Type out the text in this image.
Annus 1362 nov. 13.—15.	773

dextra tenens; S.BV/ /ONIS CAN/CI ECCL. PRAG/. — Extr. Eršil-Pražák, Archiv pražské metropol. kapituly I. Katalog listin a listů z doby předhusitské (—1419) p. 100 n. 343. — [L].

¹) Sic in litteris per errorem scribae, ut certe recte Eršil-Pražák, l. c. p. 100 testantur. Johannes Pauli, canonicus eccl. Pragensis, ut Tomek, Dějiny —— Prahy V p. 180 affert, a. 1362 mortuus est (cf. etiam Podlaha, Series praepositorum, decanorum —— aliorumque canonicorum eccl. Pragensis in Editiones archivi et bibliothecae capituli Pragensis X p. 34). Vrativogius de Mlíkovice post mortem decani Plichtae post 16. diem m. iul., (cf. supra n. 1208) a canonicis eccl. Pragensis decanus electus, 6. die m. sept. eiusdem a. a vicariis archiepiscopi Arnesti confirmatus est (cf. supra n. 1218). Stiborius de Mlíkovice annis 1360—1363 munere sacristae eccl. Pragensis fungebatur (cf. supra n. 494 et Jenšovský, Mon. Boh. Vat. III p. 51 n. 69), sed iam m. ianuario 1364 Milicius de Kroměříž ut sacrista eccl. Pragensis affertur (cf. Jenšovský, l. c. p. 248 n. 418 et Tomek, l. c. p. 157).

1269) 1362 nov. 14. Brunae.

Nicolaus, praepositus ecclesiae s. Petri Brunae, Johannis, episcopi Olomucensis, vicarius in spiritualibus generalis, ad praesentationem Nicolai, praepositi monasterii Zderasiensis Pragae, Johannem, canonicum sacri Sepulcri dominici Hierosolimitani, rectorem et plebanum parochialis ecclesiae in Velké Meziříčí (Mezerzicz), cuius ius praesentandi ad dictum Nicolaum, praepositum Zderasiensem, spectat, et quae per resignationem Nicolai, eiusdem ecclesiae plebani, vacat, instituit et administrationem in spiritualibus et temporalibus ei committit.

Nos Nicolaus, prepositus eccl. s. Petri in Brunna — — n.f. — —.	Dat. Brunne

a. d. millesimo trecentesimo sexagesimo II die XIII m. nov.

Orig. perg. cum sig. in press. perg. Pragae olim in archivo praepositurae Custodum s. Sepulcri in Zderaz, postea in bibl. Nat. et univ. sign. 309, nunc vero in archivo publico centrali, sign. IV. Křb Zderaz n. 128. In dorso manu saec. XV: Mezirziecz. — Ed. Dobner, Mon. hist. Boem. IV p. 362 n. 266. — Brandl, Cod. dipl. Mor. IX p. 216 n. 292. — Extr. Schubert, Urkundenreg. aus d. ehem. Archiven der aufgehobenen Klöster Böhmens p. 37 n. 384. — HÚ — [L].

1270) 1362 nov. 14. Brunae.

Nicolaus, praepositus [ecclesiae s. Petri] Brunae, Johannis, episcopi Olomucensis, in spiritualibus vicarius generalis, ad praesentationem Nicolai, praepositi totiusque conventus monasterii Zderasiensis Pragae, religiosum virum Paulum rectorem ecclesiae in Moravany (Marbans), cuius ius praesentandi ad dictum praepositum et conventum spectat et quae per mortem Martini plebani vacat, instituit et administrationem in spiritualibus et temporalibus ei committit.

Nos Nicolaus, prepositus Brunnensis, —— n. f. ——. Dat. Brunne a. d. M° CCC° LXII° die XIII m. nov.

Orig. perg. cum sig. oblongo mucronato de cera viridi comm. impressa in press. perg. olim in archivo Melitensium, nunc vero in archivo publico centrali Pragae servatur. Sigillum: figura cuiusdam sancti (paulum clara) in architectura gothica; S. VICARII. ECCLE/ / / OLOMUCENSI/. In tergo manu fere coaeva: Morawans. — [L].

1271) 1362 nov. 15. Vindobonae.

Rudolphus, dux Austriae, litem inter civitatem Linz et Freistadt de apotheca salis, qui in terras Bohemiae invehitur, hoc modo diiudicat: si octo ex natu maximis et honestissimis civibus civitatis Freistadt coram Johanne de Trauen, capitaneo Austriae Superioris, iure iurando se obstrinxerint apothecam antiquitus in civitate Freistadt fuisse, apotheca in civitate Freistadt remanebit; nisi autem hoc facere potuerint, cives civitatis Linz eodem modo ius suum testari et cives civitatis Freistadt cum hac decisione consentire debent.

> Instruction
Set down each entry again, unchanged.

> Answer to the problem
Type out the text in this image.
Annus 1362 nov. 13.—15.	773

dextra tenens; S.BV/ /ONIS CAN/CI ECCL. PRAG/. — Extr. Eršil-Pražák, Archiv pražské metropol. kapituly I. Katalog listin a listů z doby předhusitské (—1419) p. 100 n. 343. — [L].

¹) Sic in litteris per errorem scribae, ut certe recte Eršil-Pražák, l. c. p. 100 testantur. Johannes Pauli, canonicus eccl. Pragensis, ut Tomek, Dějiny —— Prahy V p. 180 affert, a. 1362 mortuus est (cf. etiam Podlaha, Series praepositorum, decanorum —— aliorumque canonicorum eccl. Pragensis in Editiones archivi et bibliothecae capituli Pragensis X p. 34). Vrativogius de Mlíkovice post mortem decani Plichtae post 16. diem m. iul., (cf. supra n. 1208) a canonicis eccl. Pragensis decanus electus, 6. die m. sept. eiusdem a. a vicariis archiepiscopi Arnesti confirmatus est (cf. supra n. 1218). Stiborius de Mlíkovice annis 1360—1363 munere sacristae eccl. Pragensis fungebatur (cf. supra n. 494 et Jenšovský, Mon. Boh. Vat. III p. 51 n. 69), sed iam m. ianuario 1364 Milicius de Kroměříž ut sacrista eccl. Pragensis affertur (cf. Jenšovský, l. c. p. 248 n. 418 et Tomek, l. c. p. 157).

1269) 1362 nov. 14. Brunae.

Nicolaus, praepositus ecclesiae s. Petri Brunae, Johannis, episcopi Olomucensis, vicarius in spiritualibus generalis, ad praesentationem Nicolai, praepositi monasterii Zderasiensis Pragae, Johannem, canonicum sacri Sepulcri dominici Hierosolimitani, rectorem et plebanum parochialis ecclesiae in Velké Meziříčí (Mezerzicz), cuius ius praesentandi ad dictum Nicolaum, praepositum Zderasiensem, spectat, et quae per resignationem Nicolai, eiusdem ecclesiae plebani, vacat, instituit et administrationem in spiritualibus et temporalibus ei committit.

Nos Nicolaus, prepositus eccl. s. Petri in Brunna — — n.f. — —.	Dat. Brunne

a. d. millesimo trecentesimo sexagesimo II die XIII m. nov.

Orig. perg. cum sig. in press. perg. Pragae olim in archivo praepositurae Custodum s. Sepulcri in Zderaz, postea in bibl. Nat. et univ. sign. 309, nunc vero in archivo publico centrali, sign. IV. Křb Zderaz n. 128. In dorso manu saec. XV: Mezirziecz. — Ed. Dobner, Mon. hist. Boem. IV p. 362 n. 266. — Brandl, Cod. dipl. Mor. IX p. 216 n. 292. — Extr. Schubert, Urkundenreg. aus d. ehem. Archiven der aufgehobenen Klöster Böhmens p. 37 n. 384. — HÚ — [L].

1270) 1362 nov. 14. Brunae.

Nicolaus, praepositus [ecclesiae s. Petri] Brunae, Johannis, episcopi Olomucensis, in spiritualibus vicarius generalis, ad praesentationem Nicolai, praepositi totiusque conventus monasterii Zderasiensis Pragae, religiosum virum Paulum rectorem ecclesiae in Moravany (Marbans), cuius ius praesentandi ad dictum praepositum et conventum spectat et quae per mortem Martini plebani vacat, instituit et administrationem in spiritualibus et temporalibus ei committit.

Nos Nicolaus, prepositus Brunnensis, —— n. f. ——. Dat. Brunne a. d. M° CCC° LXII° die XIII m. nov.

Orig. perg. cum sig. oblongo mucronato de cera viridi comm. impressa in press. perg. olim in archivo Melitensium, nunc vero in archivo publico centrali Pragae servatur. Sigillum: figura cuiusdam sancti (paulum clara) in architectura gothica; S. VICARII. ECCLE/ / / OLOMUCENSI/. In tergo manu fere coaeva: Morawans. — [L].

1271) 1362 nov. 15. Vindobonae.

Rudolphus, dux Austriae, litem inter civitatem Linz et Freistadt de apotheca salis, qui in terras Bohemiae invehitur, hoc modo diiudicat: si octo ex natu maximis et honestissimis civibus civitatis Freistadt coram Johanne de Trauen, capitaneo Austriae Superioris, iure iurando se obstrinxerint apothecam antiquitus in civitate Freistadt fuisse, apotheca in civitate Freistadt remanebit; nisi autem hoc facere potuerint, cives civitatis Linz eodem modo ius suum testari et cives civitatis Freistadt cum hac decisione consentire debent.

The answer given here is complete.